▶ What to produce: Where a line below holds the string "antibiotic", copy that line.

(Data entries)

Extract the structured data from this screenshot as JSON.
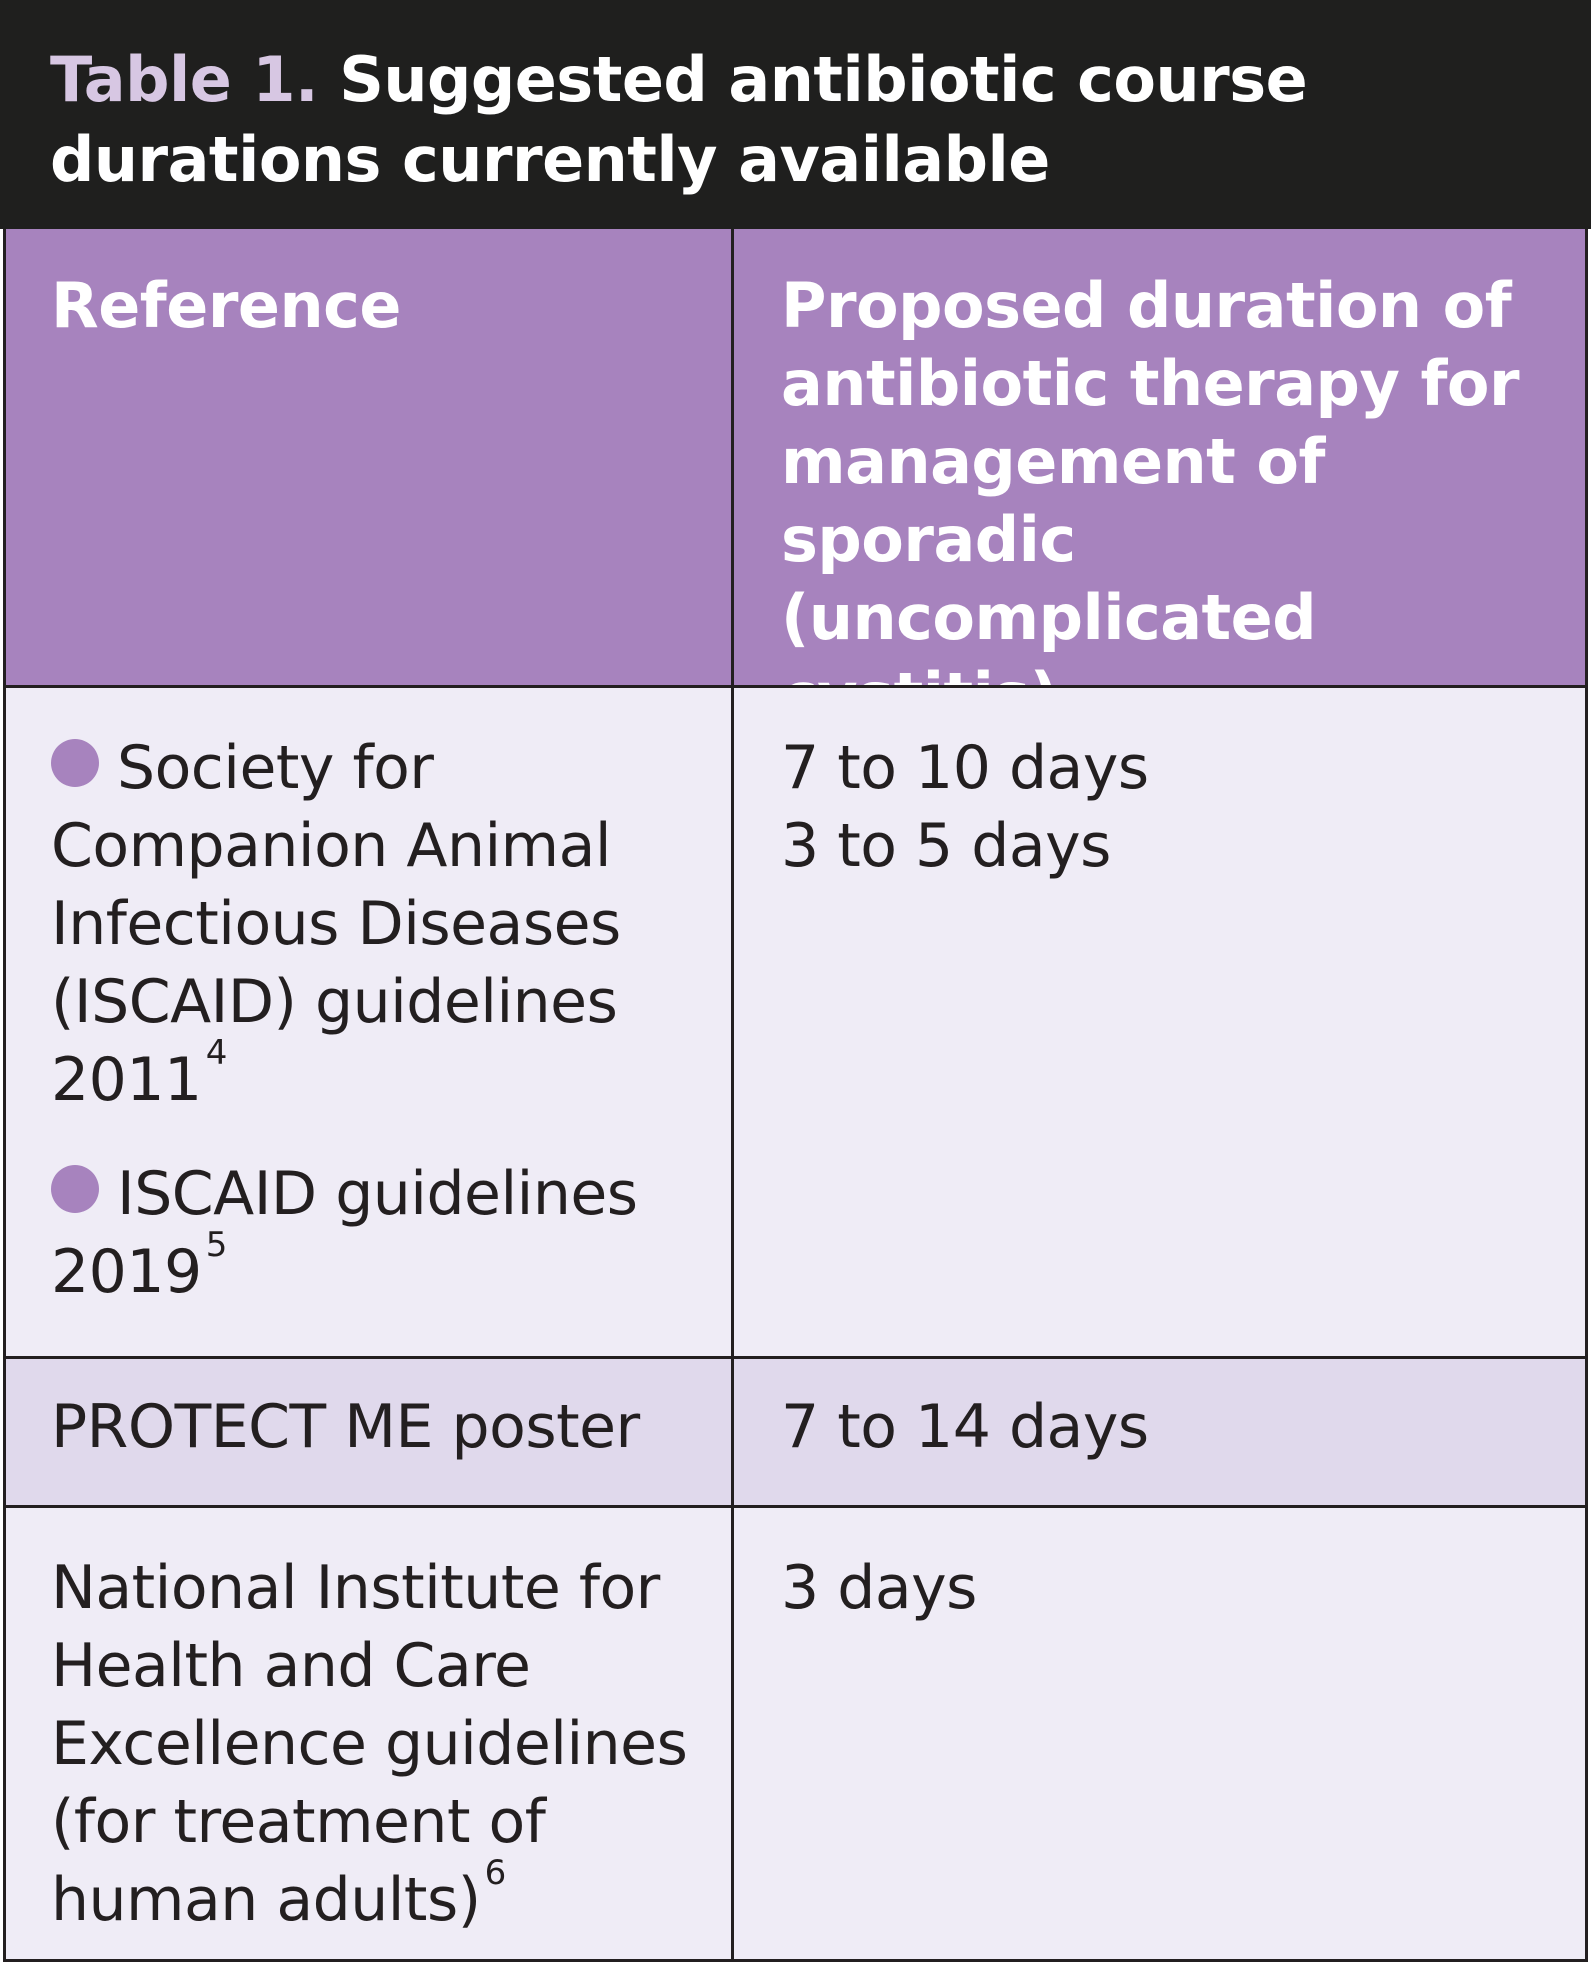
{
  "caption": {
    "label": "Table 1.",
    "title": "Suggested antibiotic course durations currently available"
  },
  "headers": {
    "reference": "Reference",
    "duration": "Proposed duration of antibiotic therapy for management of sporadic (uncomplicated cystitis)"
  },
  "rows": [
    {
      "references": [
        {
          "text": "Society for Companion Animal Infectious Diseases (ISCAID) guidelines 2011",
          "sup": "4",
          "bullet": true
        },
        {
          "text": "ISCAID guidelines 2019",
          "sup": "5",
          "bullet": true
        }
      ],
      "durations": [
        "7 to 10 days",
        "3 to 5 days"
      ]
    },
    {
      "references": [
        {
          "text": "PROTECT ME poster",
          "sup": "",
          "bullet": false
        }
      ],
      "durations": [
        "7 to 14 days"
      ]
    },
    {
      "references": [
        {
          "text": "National Institute for Health and Care Excellence guidelines (for treatment of human adults)",
          "sup": "6",
          "bullet": false
        }
      ],
      "durations": [
        "3 days"
      ]
    }
  ],
  "colors": {
    "caption_bg": "#1f1f1e",
    "caption_label": "#d7c7e3",
    "header_bg": "#a783be",
    "row_light": "#efecf6",
    "row_mid": "#e0d9ec",
    "bullet": "#a783be",
    "rule": "#231f20"
  }
}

▶ Completed task:
    "title": "Suggested antibiotic course durations currently available"
    "duration": "Proposed duration of antibiotic therapy for management of sporadic (uncomplicated cystitis)"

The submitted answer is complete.